- Problem statement: Locate the word "учителя" in the data below, then copy every line that holds it.

— Start of Material for the task —

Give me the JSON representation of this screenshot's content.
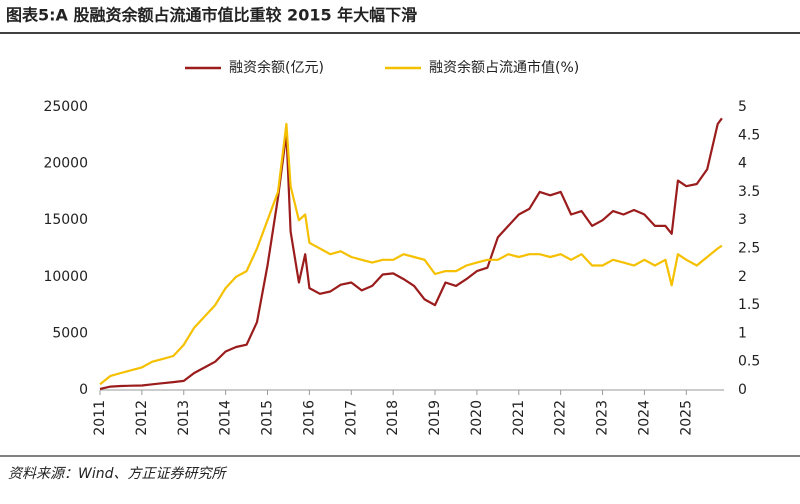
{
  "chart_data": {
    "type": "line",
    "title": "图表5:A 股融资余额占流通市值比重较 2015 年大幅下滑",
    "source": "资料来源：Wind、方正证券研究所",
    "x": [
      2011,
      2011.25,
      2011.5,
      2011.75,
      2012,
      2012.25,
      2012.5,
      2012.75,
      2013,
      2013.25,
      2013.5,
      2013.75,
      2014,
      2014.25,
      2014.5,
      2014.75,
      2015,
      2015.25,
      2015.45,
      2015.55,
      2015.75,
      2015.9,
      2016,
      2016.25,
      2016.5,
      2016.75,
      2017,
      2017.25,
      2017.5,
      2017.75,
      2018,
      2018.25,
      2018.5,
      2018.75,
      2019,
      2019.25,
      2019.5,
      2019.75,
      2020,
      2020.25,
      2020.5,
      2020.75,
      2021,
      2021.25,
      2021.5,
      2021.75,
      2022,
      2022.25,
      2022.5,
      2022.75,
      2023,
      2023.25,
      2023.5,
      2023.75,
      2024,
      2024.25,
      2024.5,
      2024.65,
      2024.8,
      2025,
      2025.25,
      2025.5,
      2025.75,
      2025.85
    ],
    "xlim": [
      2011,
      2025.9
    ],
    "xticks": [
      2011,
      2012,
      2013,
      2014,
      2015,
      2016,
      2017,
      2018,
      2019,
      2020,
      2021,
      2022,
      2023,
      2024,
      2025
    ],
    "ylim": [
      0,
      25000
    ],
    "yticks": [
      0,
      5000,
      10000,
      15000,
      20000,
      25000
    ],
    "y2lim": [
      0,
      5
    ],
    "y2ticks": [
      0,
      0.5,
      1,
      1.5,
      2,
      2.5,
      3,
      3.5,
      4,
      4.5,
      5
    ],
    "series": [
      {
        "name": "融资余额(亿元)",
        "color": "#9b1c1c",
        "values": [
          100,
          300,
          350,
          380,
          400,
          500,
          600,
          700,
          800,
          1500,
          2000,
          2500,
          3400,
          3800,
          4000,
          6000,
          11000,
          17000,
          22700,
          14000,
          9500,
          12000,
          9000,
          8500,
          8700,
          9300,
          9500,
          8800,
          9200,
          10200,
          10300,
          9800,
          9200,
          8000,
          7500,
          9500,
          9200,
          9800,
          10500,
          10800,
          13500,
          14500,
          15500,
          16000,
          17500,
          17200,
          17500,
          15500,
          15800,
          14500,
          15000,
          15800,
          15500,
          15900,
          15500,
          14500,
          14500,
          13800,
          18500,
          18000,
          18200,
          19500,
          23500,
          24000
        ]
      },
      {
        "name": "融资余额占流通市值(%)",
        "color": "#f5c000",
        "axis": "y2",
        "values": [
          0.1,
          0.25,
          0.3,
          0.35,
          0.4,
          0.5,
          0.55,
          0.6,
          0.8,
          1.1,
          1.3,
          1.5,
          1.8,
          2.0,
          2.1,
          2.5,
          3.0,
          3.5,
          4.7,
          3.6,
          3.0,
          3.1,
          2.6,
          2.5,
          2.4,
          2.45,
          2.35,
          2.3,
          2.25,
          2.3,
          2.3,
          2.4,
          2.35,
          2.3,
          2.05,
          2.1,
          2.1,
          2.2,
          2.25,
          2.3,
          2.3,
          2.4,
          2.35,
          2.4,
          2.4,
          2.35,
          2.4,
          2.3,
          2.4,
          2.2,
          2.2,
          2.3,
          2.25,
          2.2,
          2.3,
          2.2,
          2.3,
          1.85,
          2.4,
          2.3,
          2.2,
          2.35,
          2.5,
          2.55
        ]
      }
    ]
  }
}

— End of Material for the task —
— Start of Material for the task —

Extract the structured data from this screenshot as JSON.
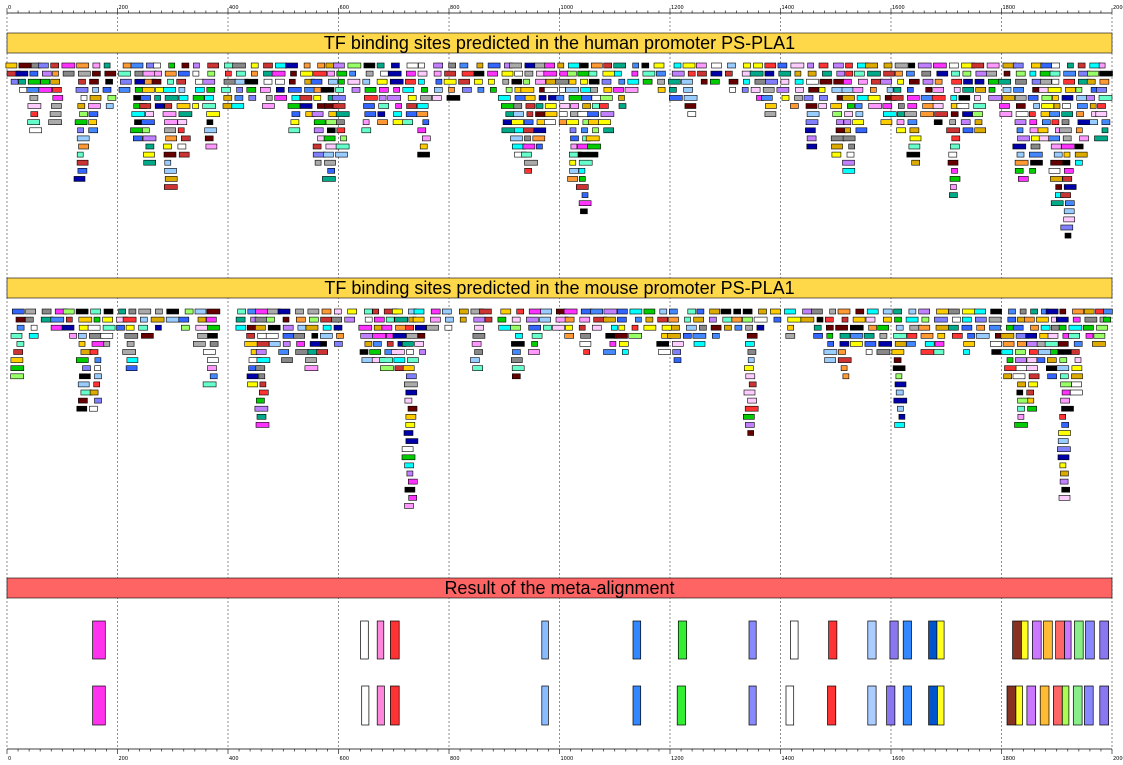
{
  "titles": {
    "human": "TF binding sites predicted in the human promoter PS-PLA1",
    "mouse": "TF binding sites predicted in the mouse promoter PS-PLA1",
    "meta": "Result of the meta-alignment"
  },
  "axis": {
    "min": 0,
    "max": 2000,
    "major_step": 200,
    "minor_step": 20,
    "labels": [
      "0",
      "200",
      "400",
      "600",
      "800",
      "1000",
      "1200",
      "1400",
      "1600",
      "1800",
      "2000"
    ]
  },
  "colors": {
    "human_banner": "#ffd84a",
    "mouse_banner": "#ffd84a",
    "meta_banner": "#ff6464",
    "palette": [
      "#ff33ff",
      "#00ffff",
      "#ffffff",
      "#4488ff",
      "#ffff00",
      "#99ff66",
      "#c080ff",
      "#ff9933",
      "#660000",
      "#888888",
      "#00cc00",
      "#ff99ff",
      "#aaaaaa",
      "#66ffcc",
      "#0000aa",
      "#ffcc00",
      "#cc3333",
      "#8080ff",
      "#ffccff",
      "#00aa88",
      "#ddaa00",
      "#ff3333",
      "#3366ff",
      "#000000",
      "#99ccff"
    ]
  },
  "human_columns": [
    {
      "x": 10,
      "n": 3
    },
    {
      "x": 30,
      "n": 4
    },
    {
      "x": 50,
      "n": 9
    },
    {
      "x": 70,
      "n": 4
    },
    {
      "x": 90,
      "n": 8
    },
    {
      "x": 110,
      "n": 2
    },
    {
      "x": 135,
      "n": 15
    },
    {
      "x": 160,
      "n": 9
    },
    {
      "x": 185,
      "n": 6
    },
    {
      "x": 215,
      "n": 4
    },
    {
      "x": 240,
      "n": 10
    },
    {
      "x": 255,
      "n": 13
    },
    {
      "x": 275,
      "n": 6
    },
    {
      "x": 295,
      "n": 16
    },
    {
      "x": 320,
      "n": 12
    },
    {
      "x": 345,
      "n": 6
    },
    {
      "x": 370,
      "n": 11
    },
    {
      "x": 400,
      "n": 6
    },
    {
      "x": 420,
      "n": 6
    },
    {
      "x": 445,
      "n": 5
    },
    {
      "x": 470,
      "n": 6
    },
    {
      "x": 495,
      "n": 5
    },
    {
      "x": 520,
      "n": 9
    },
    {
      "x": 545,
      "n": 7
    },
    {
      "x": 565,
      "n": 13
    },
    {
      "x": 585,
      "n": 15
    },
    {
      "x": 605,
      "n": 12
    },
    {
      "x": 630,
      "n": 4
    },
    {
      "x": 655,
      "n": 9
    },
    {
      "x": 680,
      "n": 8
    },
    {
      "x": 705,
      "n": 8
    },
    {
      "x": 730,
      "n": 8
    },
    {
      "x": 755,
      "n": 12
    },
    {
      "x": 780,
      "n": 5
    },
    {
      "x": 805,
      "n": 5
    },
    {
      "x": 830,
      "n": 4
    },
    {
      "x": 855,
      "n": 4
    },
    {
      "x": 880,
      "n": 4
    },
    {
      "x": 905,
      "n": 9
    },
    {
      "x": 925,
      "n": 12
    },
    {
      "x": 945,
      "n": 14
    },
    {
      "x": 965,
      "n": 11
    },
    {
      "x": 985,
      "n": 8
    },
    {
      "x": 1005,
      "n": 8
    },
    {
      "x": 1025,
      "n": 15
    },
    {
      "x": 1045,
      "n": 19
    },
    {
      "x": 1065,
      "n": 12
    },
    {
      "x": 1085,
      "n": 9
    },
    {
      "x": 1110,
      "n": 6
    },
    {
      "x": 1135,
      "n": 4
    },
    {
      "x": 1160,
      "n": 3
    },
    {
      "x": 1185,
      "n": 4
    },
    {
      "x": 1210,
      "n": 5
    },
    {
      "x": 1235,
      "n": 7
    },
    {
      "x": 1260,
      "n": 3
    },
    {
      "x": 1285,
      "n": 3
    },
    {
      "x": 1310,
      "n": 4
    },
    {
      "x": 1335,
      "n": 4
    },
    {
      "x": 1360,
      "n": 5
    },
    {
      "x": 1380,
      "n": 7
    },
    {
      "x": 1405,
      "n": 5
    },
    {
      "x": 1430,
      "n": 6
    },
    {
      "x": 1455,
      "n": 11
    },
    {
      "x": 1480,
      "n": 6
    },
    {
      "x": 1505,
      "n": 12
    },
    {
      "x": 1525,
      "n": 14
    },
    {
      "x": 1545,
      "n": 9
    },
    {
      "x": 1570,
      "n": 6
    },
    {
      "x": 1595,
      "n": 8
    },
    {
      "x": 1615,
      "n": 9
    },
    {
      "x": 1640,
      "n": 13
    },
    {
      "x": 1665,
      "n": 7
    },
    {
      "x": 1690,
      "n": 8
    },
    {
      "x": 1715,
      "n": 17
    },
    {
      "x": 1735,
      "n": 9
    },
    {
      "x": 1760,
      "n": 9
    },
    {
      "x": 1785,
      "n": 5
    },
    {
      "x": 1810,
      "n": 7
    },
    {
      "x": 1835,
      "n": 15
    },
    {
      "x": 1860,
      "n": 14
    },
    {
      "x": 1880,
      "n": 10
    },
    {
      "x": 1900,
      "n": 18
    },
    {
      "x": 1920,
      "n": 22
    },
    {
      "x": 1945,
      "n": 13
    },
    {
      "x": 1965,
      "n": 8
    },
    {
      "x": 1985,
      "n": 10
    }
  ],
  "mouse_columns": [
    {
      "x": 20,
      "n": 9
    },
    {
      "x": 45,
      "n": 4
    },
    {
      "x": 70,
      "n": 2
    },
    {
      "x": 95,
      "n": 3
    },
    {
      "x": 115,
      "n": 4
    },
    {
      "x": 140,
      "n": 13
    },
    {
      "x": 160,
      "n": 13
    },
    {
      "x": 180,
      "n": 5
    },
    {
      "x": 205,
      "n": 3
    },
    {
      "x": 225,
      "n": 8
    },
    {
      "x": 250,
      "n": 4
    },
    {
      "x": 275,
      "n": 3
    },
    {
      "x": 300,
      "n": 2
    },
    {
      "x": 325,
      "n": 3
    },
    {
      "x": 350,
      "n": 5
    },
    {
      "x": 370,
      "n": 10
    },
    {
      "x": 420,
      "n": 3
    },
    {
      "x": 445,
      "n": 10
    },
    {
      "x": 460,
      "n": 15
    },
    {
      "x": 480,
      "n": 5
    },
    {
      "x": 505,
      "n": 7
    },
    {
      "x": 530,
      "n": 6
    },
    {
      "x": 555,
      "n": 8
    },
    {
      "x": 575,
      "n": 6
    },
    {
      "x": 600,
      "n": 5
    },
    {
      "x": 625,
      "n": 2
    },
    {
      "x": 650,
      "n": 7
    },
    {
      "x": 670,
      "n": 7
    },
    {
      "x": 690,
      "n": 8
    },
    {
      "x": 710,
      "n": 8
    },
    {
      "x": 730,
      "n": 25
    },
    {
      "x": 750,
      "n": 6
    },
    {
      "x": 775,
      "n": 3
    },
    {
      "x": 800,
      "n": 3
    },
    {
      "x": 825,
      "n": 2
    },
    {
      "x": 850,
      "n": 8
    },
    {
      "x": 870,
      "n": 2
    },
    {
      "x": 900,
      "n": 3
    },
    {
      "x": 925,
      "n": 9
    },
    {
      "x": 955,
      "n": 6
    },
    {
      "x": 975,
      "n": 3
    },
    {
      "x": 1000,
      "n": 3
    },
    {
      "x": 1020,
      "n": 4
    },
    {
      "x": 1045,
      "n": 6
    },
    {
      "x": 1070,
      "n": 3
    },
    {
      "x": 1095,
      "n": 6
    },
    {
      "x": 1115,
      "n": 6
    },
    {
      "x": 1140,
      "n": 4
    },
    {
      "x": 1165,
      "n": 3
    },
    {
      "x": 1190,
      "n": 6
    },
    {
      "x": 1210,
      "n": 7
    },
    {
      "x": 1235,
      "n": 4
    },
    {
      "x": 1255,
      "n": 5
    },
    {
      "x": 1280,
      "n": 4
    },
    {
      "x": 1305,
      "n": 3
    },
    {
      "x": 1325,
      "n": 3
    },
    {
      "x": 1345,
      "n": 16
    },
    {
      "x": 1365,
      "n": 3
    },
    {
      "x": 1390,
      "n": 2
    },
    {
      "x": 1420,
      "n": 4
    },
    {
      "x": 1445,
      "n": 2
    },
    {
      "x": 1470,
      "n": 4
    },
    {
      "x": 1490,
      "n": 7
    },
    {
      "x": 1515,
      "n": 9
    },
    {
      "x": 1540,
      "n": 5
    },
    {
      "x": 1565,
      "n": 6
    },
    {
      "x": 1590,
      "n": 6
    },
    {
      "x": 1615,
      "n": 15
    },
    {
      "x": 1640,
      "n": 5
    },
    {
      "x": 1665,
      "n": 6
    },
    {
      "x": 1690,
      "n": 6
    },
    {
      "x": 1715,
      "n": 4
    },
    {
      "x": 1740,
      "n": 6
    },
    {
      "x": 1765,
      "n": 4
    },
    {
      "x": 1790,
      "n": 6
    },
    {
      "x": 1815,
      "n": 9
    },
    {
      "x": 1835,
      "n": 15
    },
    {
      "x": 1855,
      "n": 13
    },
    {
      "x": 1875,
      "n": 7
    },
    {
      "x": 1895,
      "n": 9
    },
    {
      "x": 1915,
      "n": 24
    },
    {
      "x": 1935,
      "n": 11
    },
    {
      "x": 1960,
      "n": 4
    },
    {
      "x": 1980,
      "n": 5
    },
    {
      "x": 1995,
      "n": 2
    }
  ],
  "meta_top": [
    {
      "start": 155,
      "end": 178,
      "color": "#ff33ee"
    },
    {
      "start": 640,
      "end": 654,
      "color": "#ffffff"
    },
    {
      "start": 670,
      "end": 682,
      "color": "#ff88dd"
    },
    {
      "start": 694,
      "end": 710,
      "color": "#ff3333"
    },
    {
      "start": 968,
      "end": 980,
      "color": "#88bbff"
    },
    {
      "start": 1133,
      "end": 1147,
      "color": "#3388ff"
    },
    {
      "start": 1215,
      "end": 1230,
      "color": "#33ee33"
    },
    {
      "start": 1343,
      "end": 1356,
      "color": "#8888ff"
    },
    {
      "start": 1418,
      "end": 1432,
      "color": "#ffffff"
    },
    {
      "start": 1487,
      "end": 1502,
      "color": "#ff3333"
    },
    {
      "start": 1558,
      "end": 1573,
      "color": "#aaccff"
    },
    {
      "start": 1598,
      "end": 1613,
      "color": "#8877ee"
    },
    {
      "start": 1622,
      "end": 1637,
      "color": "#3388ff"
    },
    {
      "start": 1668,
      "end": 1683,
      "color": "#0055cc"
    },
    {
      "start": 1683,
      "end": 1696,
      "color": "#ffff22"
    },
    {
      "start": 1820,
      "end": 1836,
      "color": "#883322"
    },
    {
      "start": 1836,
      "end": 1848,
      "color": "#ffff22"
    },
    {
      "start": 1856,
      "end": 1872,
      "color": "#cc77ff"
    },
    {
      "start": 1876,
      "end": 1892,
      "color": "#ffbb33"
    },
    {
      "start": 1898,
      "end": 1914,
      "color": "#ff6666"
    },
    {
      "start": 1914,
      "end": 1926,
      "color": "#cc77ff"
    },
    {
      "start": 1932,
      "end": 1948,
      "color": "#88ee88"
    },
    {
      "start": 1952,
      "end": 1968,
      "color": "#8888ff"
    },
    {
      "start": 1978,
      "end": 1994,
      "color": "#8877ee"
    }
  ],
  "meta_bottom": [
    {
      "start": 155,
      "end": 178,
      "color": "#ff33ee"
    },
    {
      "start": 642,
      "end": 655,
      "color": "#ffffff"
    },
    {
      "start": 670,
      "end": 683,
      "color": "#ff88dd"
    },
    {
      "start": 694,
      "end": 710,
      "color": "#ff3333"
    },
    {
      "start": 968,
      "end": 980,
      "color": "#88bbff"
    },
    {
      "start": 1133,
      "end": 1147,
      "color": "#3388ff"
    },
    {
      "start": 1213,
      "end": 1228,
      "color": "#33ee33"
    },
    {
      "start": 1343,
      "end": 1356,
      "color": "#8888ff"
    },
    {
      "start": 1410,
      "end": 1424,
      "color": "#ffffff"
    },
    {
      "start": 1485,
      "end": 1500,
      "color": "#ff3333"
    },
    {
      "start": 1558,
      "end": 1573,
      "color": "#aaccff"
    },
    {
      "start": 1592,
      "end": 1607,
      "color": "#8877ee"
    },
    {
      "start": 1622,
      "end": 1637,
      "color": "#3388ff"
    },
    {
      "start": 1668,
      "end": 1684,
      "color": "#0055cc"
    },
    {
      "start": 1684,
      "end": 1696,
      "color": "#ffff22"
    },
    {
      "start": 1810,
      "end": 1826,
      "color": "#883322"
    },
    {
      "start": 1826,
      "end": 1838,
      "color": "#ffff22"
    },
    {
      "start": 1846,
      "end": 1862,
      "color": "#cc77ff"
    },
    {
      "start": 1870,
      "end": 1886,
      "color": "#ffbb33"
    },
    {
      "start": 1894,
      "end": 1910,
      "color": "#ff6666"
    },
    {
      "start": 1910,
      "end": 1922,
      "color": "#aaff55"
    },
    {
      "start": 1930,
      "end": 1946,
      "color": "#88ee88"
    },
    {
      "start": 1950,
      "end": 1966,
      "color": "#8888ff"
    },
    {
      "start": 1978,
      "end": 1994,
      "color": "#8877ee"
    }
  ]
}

— End of Material for the task —
— Start of Material for the task —

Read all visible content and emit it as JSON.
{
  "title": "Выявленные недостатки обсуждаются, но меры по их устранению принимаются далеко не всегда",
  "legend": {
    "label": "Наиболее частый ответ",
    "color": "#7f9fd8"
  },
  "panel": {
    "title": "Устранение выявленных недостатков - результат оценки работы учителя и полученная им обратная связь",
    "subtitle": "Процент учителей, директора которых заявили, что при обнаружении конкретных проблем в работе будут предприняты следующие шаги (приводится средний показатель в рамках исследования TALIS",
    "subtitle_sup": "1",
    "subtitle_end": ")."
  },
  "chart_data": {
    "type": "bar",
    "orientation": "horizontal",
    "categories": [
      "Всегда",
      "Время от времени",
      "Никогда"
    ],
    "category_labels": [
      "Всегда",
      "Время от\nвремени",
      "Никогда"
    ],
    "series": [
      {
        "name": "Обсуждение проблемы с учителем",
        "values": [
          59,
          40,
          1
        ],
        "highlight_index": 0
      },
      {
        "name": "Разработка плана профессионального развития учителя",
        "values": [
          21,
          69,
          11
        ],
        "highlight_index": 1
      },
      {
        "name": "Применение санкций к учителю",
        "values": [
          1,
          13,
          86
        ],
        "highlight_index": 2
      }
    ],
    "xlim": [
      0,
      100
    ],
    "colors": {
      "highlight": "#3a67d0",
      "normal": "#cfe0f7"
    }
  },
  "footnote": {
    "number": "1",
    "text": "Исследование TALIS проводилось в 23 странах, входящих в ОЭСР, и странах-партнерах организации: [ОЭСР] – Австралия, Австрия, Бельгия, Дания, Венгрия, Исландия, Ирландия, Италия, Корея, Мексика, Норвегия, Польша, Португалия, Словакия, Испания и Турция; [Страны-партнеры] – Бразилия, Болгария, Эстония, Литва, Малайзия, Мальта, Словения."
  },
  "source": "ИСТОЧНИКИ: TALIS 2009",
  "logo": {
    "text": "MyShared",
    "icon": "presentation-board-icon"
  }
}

— End of Material for the task —

- Solution to the exercise:
    "title": "Устранение выявленных недостатков - результат оценки работы учителя и полученная им обратная связь",
        "name": "Разработка плана профессионального развития учителя",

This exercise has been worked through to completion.